━━ DATA FOR THE TASK ━━

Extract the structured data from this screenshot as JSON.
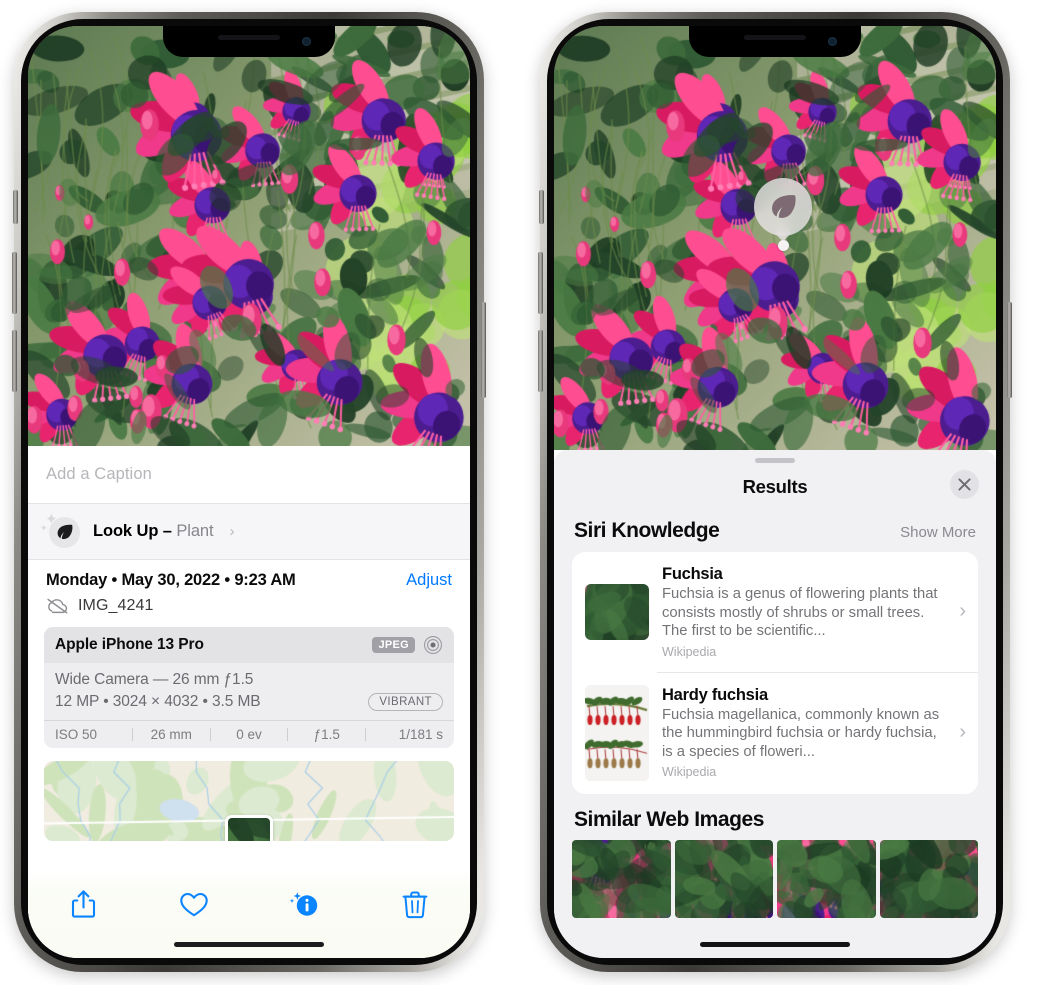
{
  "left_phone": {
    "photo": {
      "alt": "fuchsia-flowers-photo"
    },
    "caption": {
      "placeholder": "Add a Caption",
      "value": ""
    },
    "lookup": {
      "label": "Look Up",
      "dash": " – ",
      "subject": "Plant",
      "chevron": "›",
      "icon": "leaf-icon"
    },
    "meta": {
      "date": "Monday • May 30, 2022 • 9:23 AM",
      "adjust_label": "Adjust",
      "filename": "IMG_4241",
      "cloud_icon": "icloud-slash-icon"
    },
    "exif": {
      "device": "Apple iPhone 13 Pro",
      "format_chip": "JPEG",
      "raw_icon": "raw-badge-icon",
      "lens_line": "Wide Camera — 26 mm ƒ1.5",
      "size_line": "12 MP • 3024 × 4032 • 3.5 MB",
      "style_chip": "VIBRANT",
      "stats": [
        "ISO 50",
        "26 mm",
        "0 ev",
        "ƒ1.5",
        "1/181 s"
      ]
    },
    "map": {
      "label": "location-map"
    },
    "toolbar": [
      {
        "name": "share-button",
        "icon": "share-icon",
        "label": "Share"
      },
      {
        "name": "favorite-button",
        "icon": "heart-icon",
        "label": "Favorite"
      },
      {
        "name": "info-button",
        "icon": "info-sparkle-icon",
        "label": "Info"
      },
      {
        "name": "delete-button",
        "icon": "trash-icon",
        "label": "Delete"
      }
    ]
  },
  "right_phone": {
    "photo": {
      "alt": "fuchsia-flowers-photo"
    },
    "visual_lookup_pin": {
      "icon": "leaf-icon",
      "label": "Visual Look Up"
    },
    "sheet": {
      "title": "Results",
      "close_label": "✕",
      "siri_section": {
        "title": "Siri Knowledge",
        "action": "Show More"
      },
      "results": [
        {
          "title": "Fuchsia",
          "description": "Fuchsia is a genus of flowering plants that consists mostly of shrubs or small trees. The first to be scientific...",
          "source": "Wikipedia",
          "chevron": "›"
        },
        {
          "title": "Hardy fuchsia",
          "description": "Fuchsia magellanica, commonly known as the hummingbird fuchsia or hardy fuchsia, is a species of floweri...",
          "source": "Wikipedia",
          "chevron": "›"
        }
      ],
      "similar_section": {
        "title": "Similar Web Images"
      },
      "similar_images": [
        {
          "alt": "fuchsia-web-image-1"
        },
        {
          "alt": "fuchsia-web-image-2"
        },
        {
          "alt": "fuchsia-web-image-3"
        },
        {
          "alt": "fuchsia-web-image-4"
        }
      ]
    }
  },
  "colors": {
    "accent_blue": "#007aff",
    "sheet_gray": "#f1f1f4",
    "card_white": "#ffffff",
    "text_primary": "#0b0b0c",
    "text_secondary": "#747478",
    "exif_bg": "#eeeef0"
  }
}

━━━
━━ DATA FOR THE TASK ━━

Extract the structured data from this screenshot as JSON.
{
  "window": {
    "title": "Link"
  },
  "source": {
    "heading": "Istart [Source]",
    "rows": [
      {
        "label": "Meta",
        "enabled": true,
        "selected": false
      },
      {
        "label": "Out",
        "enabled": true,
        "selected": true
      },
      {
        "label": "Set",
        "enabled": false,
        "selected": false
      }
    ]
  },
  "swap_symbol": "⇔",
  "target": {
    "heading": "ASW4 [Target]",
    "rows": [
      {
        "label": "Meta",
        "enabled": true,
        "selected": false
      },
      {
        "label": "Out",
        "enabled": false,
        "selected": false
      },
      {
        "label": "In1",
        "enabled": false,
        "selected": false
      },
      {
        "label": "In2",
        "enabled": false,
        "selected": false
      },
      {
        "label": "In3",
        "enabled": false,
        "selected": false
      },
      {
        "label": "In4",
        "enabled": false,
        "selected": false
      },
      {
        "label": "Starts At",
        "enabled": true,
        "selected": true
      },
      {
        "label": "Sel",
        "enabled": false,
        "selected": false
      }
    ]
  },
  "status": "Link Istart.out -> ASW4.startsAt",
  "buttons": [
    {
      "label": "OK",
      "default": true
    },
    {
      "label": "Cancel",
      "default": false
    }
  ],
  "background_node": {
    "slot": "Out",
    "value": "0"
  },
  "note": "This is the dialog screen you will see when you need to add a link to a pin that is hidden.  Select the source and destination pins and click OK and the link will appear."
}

━━━

Pull every line containing the word "heading" out of the material and copy it.

FULL RESPONSE:
    "heading": "Istart [Source]",
    "heading": "ASW4 [Target]",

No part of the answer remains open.